### [Given instruction]
Without the images, write out all of the following entries exactly.

### [Dataset items]
>> Start
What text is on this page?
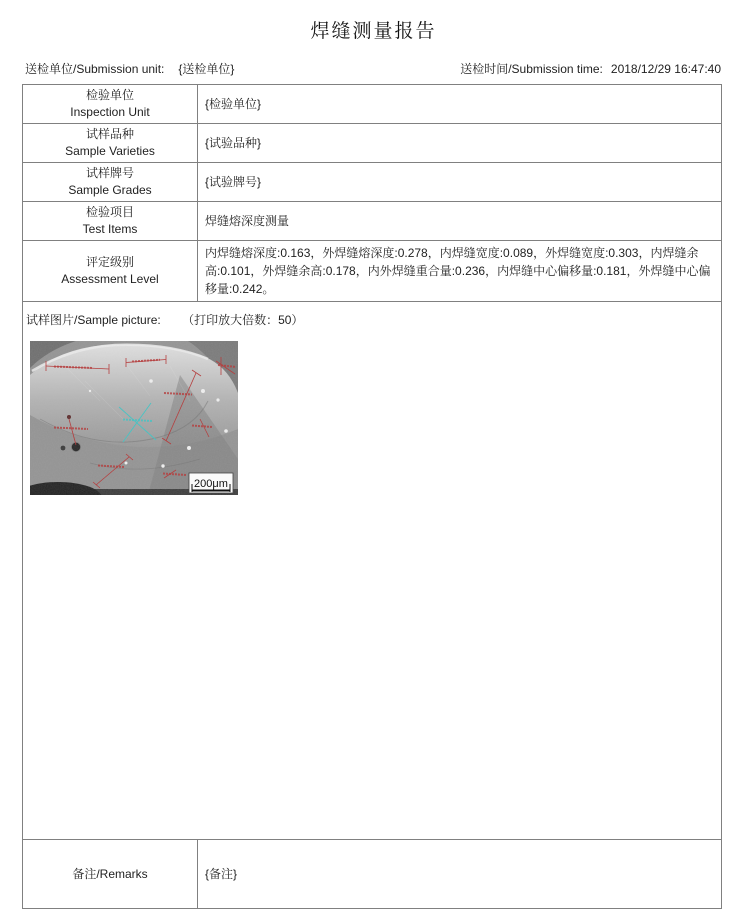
焊缝测量报告
送检单位/Submission unit: {送检单位}	送检时间/Submission time: 2018/12/29 16:47:40
检验单位
Inspection Unit	{检验单位}

试样品种
Sample Varieties	{试验品种}

试样牌号
Sample Grades	{试验牌号}

检验项目
Test Items	焊缝熔深度测量

评定级别
Assessment Level	内焊缝熔深度:0.163，外焊缝熔深度:0.278，内焊缝宽度:0.089，外焊缝宽度:0.303，内焊缝余高:0.101，外焊缝余高:0.178，内外焊缝重合量:0.236，内焊缝中心偏移量:0.181，外焊缝中心偏移量:0.242。

试样图片/Sample picture: （打印放大倍数：50）
200μm	

备注/Remarks	{备注}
>> End
### [Exercise answer]
What text is on this page?
焊缝测量报告
送检单位/Submission unit: {送检单位}	送检时间/Submission time: 2018/12/29 16:47:40
检验单位
Inspection Unit	{检验单位}

试样品种
Sample Varieties	{试验品种}

试样牌号
Sample Grades	{试验牌号}

检验项目
Test Items	焊缝熔深度测量

评定级别
Assessment Level	内焊缝熔深度:0.163，外焊缝熔深度:0.278，内焊缝宽度:0.089，外焊缝宽度:0.303，内焊缝余高:0.101，外焊缝余高:0.178，内外焊缝重合量:0.236，内焊缝中心偏移量:0.181，外焊缝中心偏移量:0.242。

试样图片/Sample picture: （打印放大倍数：50）
200μm	

备注/Remarks	{备注}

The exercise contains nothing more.